-------- SUPPLIED MATERIAL

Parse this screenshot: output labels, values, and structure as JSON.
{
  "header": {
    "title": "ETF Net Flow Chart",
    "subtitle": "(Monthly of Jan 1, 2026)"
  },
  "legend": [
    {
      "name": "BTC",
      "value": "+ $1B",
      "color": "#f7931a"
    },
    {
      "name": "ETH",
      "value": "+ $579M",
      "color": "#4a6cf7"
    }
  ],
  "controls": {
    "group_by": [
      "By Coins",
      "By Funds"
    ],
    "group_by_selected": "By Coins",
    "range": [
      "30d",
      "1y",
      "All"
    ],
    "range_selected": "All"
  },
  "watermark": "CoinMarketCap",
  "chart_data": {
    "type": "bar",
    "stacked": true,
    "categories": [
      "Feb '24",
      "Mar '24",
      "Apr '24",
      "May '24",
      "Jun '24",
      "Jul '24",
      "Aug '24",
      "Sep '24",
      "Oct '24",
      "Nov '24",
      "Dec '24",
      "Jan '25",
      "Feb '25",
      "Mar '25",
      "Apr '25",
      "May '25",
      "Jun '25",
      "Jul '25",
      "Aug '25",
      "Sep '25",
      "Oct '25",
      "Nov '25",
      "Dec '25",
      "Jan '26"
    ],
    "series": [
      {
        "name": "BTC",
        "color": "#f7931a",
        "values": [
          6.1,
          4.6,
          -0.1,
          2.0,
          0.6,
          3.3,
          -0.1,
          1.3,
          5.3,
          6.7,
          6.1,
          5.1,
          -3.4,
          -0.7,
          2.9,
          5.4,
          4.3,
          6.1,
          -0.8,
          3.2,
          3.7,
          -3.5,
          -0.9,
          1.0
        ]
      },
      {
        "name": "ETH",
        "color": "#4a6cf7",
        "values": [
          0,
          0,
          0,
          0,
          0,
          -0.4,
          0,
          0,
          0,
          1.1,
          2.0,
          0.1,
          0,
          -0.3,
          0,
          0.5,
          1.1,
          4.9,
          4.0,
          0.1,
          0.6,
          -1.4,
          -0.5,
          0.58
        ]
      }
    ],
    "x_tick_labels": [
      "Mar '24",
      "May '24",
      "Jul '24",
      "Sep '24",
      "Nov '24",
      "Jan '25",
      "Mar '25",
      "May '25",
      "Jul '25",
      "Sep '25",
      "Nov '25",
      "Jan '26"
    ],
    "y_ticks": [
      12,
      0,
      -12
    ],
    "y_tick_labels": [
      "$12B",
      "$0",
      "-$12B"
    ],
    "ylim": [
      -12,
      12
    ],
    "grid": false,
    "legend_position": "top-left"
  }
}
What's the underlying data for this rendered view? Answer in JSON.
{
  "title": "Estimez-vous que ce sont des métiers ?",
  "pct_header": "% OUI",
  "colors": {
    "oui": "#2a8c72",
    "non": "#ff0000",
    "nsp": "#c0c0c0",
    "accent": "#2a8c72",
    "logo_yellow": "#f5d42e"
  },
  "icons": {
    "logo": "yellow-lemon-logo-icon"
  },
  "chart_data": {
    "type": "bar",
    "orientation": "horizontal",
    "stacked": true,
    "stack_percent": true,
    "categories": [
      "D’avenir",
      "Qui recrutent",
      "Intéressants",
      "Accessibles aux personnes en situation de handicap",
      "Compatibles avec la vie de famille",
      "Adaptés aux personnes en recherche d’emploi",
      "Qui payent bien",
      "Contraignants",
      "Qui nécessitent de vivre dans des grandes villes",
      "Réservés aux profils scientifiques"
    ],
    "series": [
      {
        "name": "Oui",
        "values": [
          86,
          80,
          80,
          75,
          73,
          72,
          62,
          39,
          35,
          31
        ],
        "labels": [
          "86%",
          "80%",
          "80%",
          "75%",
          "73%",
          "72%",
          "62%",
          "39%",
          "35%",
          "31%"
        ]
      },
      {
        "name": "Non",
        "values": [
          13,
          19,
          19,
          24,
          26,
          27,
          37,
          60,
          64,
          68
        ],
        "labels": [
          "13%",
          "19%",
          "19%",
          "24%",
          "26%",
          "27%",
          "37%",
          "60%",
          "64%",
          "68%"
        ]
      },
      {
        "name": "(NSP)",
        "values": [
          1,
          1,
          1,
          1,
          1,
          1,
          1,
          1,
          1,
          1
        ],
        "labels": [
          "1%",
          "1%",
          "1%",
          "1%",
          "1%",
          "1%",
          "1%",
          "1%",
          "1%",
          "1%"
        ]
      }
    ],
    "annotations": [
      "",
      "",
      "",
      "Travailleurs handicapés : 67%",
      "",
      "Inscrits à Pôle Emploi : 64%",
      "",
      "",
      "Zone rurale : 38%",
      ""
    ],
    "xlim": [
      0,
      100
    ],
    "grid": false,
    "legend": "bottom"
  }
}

----------------

_CHALLENGE_
Take the listing above and set it down exactly.

_RESULT FOR THIS TASK_
Parse this screenshot: output labels, values, and structure as JSON.
{
  "header": {
    "title": "ETF Net Flow Chart",
    "subtitle": "(Monthly of Jan 1, 2026)"
  },
  "legend": [
    {
      "name": "BTC",
      "value": "+ $1B",
      "color": "#f7931a"
    },
    {
      "name": "ETH",
      "value": "+ $579M",
      "color": "#4a6cf7"
    }
  ],
  "controls": {
    "group_by": [
      "By Coins",
      "By Funds"
    ],
    "group_by_selected": "By Coins",
    "range": [
      "30d",
      "1y",
      "All"
    ],
    "range_selected": "All"
  },
  "watermark": "CoinMarketCap",
  "chart_data": {
    "type": "bar",
    "stacked": true,
    "categories": [
      "Feb '24",
      "Mar '24",
      "Apr '24",
      "May '24",
      "Jun '24",
      "Jul '24",
      "Aug '24",
      "Sep '24",
      "Oct '24",
      "Nov '24",
      "Dec '24",
      "Jan '25",
      "Feb '25",
      "Mar '25",
      "Apr '25",
      "May '25",
      "Jun '25",
      "Jul '25",
      "Aug '25",
      "Sep '25",
      "Oct '25",
      "Nov '25",
      "Dec '25",
      "Jan '26"
    ],
    "series": [
      {
        "name": "BTC",
        "color": "#f7931a",
        "values": [
          6.1,
          4.6,
          -0.1,
          2.0,
          0.6,
          3.3,
          -0.1,
          1.3,
          5.3,
          6.7,
          6.1,
          5.1,
          -3.4,
          -0.7,
          2.9,
          5.4,
          4.3,
          6.1,
          -0.8,
          3.2,
          3.7,
          -3.5,
          -0.9,
          1.0
        ]
      },
      {
        "name": "ETH",
        "color": "#4a6cf7",
        "values": [
          0,
          0,
          0,
          0,
          0,
          -0.4,
          0,
          0,
          0,
          1.1,
          2.0,
          0.1,
          0,
          -0.3,
          0,
          0.5,
          1.1,
          4.9,
          4.0,
          0.1,
          0.6,
          -1.4,
          -0.5,
          0.58
        ]
      }
    ],
    "x_tick_labels": [
      "Mar '24",
      "May '24",
      "Jul '24",
      "Sep '24",
      "Nov '24",
      "Jan '25",
      "Mar '25",
      "May '25",
      "Jul '25",
      "Sep '25",
      "Nov '25",
      "Jan '26"
    ],
    "y_ticks": [
      12,
      0,
      -12
    ],
    "y_tick_labels": [
      "$12B",
      "$0",
      "-$12B"
    ],
    "ylim": [
      -12,
      12
    ],
    "grid": false,
    "legend_position": "top-left"
  }
}
What's the underlying data for this rendered view? Answer in JSON.
{
  "title": "Estimez-vous que ce sont des métiers ?",
  "pct_header": "% OUI",
  "colors": {
    "oui": "#2a8c72",
    "non": "#ff0000",
    "nsp": "#c0c0c0",
    "accent": "#2a8c72",
    "logo_yellow": "#f5d42e"
  },
  "icons": {
    "logo": "yellow-lemon-logo-icon"
  },
  "chart_data": {
    "type": "bar",
    "orientation": "horizontal",
    "stacked": true,
    "stack_percent": true,
    "categories": [
      "D’avenir",
      "Qui recrutent",
      "Intéressants",
      "Accessibles aux personnes en situation de handicap",
      "Compatibles avec la vie de famille",
      "Adaptés aux personnes en recherche d’emploi",
      "Qui payent bien",
      "Contraignants",
      "Qui nécessitent de vivre dans des grandes villes",
      "Réservés aux profils scientifiques"
    ],
    "series": [
      {
        "name": "Oui",
        "values": [
          86,
          80,
          80,
          75,
          73,
          72,
          62,
          39,
          35,
          31
        ],
        "labels": [
          "86%",
          "80%",
          "80%",
          "75%",
          "73%",
          "72%",
          "62%",
          "39%",
          "35%",
          "31%"
        ]
      },
      {
        "name": "Non",
        "values": [
          13,
          19,
          19,
          24,
          26,
          27,
          37,
          60,
          64,
          68
        ],
        "labels": [
          "13%",
          "19%",
          "19%",
          "24%",
          "26%",
          "27%",
          "37%",
          "60%",
          "64%",
          "68%"
        ]
      },
      {
        "name": "(NSP)",
        "values": [
          1,
          1,
          1,
          1,
          1,
          1,
          1,
          1,
          1,
          1
        ],
        "labels": [
          "1%",
          "1%",
          "1%",
          "1%",
          "1%",
          "1%",
          "1%",
          "1%",
          "1%",
          "1%"
        ]
      }
    ],
    "annotations": [
      "",
      "",
      "",
      "Travailleurs handicapés : 67%",
      "",
      "Inscrits à Pôle Emploi : 64%",
      "",
      "",
      "Zone rurale : 38%",
      ""
    ],
    "xlim": [
      0,
      100
    ],
    "grid": false,
    "legend": "bottom"
  }
}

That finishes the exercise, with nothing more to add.